### Your objective:
Restate the full set of records exactly, word for word.

[Collected data]
-------

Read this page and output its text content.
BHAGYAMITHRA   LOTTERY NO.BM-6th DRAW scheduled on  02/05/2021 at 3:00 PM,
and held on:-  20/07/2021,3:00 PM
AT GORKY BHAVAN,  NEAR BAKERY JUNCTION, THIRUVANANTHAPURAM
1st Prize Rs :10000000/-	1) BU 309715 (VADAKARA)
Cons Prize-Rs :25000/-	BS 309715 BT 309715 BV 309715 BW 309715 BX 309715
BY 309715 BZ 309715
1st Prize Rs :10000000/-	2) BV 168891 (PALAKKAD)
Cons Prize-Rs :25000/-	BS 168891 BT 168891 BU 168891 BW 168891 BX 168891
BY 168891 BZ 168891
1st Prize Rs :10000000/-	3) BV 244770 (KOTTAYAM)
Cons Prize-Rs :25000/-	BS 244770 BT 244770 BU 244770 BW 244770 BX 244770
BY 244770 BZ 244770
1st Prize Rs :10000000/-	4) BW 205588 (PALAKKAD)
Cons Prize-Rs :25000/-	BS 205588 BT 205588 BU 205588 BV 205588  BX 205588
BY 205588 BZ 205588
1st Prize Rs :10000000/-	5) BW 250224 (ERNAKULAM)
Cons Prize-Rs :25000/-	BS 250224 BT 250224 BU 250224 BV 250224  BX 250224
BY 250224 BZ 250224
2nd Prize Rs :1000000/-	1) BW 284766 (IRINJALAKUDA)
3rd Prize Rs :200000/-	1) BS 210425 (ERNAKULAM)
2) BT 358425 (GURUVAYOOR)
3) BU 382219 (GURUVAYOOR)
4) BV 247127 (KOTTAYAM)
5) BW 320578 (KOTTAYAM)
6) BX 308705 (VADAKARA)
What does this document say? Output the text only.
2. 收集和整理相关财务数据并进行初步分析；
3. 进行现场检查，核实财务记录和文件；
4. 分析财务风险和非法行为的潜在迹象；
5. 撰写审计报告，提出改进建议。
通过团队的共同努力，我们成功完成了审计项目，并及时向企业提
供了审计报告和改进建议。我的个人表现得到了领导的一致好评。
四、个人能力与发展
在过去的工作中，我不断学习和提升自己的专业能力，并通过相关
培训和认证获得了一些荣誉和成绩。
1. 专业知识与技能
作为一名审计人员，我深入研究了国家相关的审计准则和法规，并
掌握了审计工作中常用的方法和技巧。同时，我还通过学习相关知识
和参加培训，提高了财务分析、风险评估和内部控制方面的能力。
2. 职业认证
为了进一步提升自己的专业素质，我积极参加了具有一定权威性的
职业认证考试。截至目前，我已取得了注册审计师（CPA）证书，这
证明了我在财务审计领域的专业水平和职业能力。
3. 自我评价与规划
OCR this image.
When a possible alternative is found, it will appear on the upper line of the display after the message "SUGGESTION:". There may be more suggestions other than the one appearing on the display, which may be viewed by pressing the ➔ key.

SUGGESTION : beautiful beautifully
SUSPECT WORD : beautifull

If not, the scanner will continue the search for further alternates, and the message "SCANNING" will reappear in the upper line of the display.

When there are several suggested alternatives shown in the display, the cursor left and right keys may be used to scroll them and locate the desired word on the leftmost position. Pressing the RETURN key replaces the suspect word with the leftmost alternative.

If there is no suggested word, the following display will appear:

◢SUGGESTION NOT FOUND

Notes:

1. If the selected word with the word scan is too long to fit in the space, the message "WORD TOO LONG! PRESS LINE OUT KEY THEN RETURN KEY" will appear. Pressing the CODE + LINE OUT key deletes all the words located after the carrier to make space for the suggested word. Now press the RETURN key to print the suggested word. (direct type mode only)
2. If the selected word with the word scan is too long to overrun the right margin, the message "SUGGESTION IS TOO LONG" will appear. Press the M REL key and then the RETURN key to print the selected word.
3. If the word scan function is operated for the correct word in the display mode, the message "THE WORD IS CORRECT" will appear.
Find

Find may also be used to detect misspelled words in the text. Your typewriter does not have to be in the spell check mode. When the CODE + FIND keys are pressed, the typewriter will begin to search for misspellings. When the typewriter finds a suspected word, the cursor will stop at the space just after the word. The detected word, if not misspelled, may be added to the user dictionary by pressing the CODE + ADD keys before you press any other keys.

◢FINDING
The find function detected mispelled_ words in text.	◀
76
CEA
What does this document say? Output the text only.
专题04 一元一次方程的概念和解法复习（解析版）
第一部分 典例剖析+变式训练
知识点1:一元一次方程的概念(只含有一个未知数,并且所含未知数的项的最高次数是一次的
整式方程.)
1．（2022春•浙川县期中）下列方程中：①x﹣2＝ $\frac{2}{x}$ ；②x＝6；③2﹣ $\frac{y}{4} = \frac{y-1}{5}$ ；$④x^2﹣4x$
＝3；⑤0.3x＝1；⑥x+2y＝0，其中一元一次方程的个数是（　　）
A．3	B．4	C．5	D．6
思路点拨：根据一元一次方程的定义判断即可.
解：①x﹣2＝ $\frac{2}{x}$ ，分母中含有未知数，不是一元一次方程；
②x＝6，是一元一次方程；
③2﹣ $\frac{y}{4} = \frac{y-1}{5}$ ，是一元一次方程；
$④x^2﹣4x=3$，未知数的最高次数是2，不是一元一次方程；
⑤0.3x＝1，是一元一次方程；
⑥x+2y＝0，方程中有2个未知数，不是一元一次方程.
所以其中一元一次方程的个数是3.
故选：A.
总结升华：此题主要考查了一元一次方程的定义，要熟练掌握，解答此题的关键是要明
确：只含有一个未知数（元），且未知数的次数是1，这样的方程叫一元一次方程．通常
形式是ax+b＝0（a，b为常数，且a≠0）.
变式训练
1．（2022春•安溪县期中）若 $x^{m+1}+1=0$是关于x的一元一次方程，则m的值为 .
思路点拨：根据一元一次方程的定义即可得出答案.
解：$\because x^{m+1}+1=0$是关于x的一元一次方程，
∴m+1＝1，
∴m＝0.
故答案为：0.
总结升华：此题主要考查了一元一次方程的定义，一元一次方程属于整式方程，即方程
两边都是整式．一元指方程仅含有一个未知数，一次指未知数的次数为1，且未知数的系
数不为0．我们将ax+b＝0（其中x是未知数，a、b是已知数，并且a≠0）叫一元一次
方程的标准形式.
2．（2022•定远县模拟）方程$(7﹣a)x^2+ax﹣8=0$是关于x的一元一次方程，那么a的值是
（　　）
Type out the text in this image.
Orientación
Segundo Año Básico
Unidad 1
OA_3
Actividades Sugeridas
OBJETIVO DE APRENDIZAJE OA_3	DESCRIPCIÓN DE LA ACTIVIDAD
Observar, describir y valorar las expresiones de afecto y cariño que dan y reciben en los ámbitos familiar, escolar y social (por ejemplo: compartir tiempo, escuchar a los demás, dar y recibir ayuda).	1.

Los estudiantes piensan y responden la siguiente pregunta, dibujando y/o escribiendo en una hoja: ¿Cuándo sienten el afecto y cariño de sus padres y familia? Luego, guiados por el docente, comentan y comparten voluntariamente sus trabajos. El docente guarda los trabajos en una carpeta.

-------

### Response to the exercise:
Read this page and output its text content.
BHAGYAMITHRA   LOTTERY NO.BM-6th DRAW scheduled on  02/05/2021 at 3:00 PM,
and held on:-  20/07/2021,3:00 PM
AT GORKY BHAVAN,  NEAR BAKERY JUNCTION, THIRUVANANTHAPURAM
1st Prize Rs :10000000/-	1) BU 309715 (VADAKARA)
Cons Prize-Rs :25000/-	BS 309715 BT 309715 BV 309715 BW 309715 BX 309715
BY 309715 BZ 309715
1st Prize Rs :10000000/-	2) BV 168891 (PALAKKAD)
Cons Prize-Rs :25000/-	BS 168891 BT 168891 BU 168891 BW 168891 BX 168891
BY 168891 BZ 168891
1st Prize Rs :10000000/-	3) BV 244770 (KOTTAYAM)
Cons Prize-Rs :25000/-	BS 244770 BT 244770 BU 244770 BW 244770 BX 244770
BY 244770 BZ 244770
1st Prize Rs :10000000/-	4) BW 205588 (PALAKKAD)
Cons Prize-Rs :25000/-	BS 205588 BT 205588 BU 205588 BV 205588  BX 205588
BY 205588 BZ 205588
1st Prize Rs :10000000/-	5) BW 250224 (ERNAKULAM)
Cons Prize-Rs :25000/-	BS 250224 BT 250224 BU 250224 BV 250224  BX 250224
BY 250224 BZ 250224
2nd Prize Rs :1000000/-	1) BW 284766 (IRINJALAKUDA)
3rd Prize Rs :200000/-	1) BS 210425 (ERNAKULAM)
2) BT 358425 (GURUVAYOOR)
3) BU 382219 (GURUVAYOOR)
4) BV 247127 (KOTTAYAM)
5) BW 320578 (KOTTAYAM)
6) BX 308705 (VADAKARA)
What does this document say? Output the text only.
2. 收集和整理相关财务数据并进行初步分析；
3. 进行现场检查，核实财务记录和文件；
4. 分析财务风险和非法行为的潜在迹象；
5. 撰写审计报告，提出改进建议。
通过团队的共同努力，我们成功完成了审计项目，并及时向企业提
供了审计报告和改进建议。我的个人表现得到了领导的一致好评。
四、个人能力与发展
在过去的工作中，我不断学习和提升自己的专业能力，并通过相关
培训和认证获得了一些荣誉和成绩。
1. 专业知识与技能
作为一名审计人员，我深入研究了国家相关的审计准则和法规，并
掌握了审计工作中常用的方法和技巧。同时，我还通过学习相关知识
和参加培训，提高了财务分析、风险评估和内部控制方面的能力。
2. 职业认证
为了进一步提升自己的专业素质，我积极参加了具有一定权威性的
职业认证考试。截至目前，我已取得了注册审计师（CPA）证书，这
证明了我在财务审计领域的专业水平和职业能力。
3. 自我评价与规划
OCR this image.
When a possible alternative is found, it will appear on the upper line of the display after the message "SUGGESTION:". There may be more suggestions other than the one appearing on the display, which may be viewed by pressing the ➔ key.

SUGGESTION : beautiful beautifully
SUSPECT WORD : beautifull

If not, the scanner will continue the search for further alternates, and the message "SCANNING" will reappear in the upper line of the display.

When there are several suggested alternatives shown in the display, the cursor left and right keys may be used to scroll them and locate the desired word on the leftmost position. Pressing the RETURN key replaces the suspect word with the leftmost alternative.

If there is no suggested word, the following display will appear:

◢SUGGESTION NOT FOUND

Notes:

1. If the selected word with the word scan is too long to fit in the space, the message "WORD TOO LONG! PRESS LINE OUT KEY THEN RETURN KEY" will appear. Pressing the CODE + LINE OUT key deletes all the words located after the carrier to make space for the suggested word. Now press the RETURN key to print the suggested word. (direct type mode only)
2. If the selected word with the word scan is too long to overrun the right margin, the message "SUGGESTION IS TOO LONG" will appear. Press the M REL key and then the RETURN key to print the selected word.
3. If the word scan function is operated for the correct word in the display mode, the message "THE WORD IS CORRECT" will appear.
Find

Find may also be used to detect misspelled words in the text. Your typewriter does not have to be in the spell check mode. When the CODE + FIND keys are pressed, the typewriter will begin to search for misspellings. When the typewriter finds a suspected word, the cursor will stop at the space just after the word. The detected word, if not misspelled, may be added to the user dictionary by pressing the CODE + ADD keys before you press any other keys.

◢FINDING
The find function detected mispelled_ words in text.	◀
76
CEA
What does this document say? Output the text only.
专题04 一元一次方程的概念和解法复习（解析版）
第一部分 典例剖析+变式训练
知识点1:一元一次方程的概念(只含有一个未知数,并且所含未知数的项的最高次数是一次的
整式方程.)
1．（2022春•浙川县期中）下列方程中：①x﹣2＝ $\frac{2}{x}$ ；②x＝6；③2﹣ $\frac{y}{4} = \frac{y-1}{5}$ ；$④x^2﹣4x$
＝3；⑤0.3x＝1；⑥x+2y＝0，其中一元一次方程的个数是（　　）
A．3	B．4	C．5	D．6
思路点拨：根据一元一次方程的定义判断即可.
解：①x﹣2＝ $\frac{2}{x}$ ，分母中含有未知数，不是一元一次方程；
②x＝6，是一元一次方程；
③2﹣ $\frac{y}{4} = \frac{y-1}{5}$ ，是一元一次方程；
$④x^2﹣4x=3$，未知数的最高次数是2，不是一元一次方程；
⑤0.3x＝1，是一元一次方程；
⑥x+2y＝0，方程中有2个未知数，不是一元一次方程.
所以其中一元一次方程的个数是3.
故选：A.
总结升华：此题主要考查了一元一次方程的定义，要熟练掌握，解答此题的关键是要明
确：只含有一个未知数（元），且未知数的次数是1，这样的方程叫一元一次方程．通常
形式是ax+b＝0（a，b为常数，且a≠0）.
变式训练
1．（2022春•安溪县期中）若 $x^{m+1}+1=0$是关于x的一元一次方程，则m的值为 .
思路点拨：根据一元一次方程的定义即可得出答案.
解：$\because x^{m+1}+1=0$是关于x的一元一次方程，
∴m+1＝1，
∴m＝0.
故答案为：0.
总结升华：此题主要考查了一元一次方程的定义，一元一次方程属于整式方程，即方程
两边都是整式．一元指方程仅含有一个未知数，一次指未知数的次数为1，且未知数的系
数不为0．我们将ax+b＝0（其中x是未知数，a、b是已知数，并且a≠0）叫一元一次
方程的标准形式.
2．（2022•定远县模拟）方程$(7﹣a)x^2+ax﹣8=0$是关于x的一元一次方程，那么a的值是
（　　）
Type out the text in this image.
Orientación
Segundo Año Básico
Unidad 1
OA_3
Actividades Sugeridas
OBJETIVO DE APRENDIZAJE OA_3	DESCRIPCIÓN DE LA ACTIVIDAD
Observar, describir y valorar las expresiones de afecto y cariño que dan y reciben en los ámbitos familiar, escolar y social (por ejemplo: compartir tiempo, escuchar a los demás, dar y recibir ayuda).	1.

Los estudiantes piensan y responden la siguiente pregunta, dibujando y/o escribiendo en una hoja: ¿Cuándo sienten el afecto y cariño de sus padres y familia? Luego, guiados por el docente, comentan y comparten voluntariamente sus trabajos. El docente guarda los trabajos en una carpeta.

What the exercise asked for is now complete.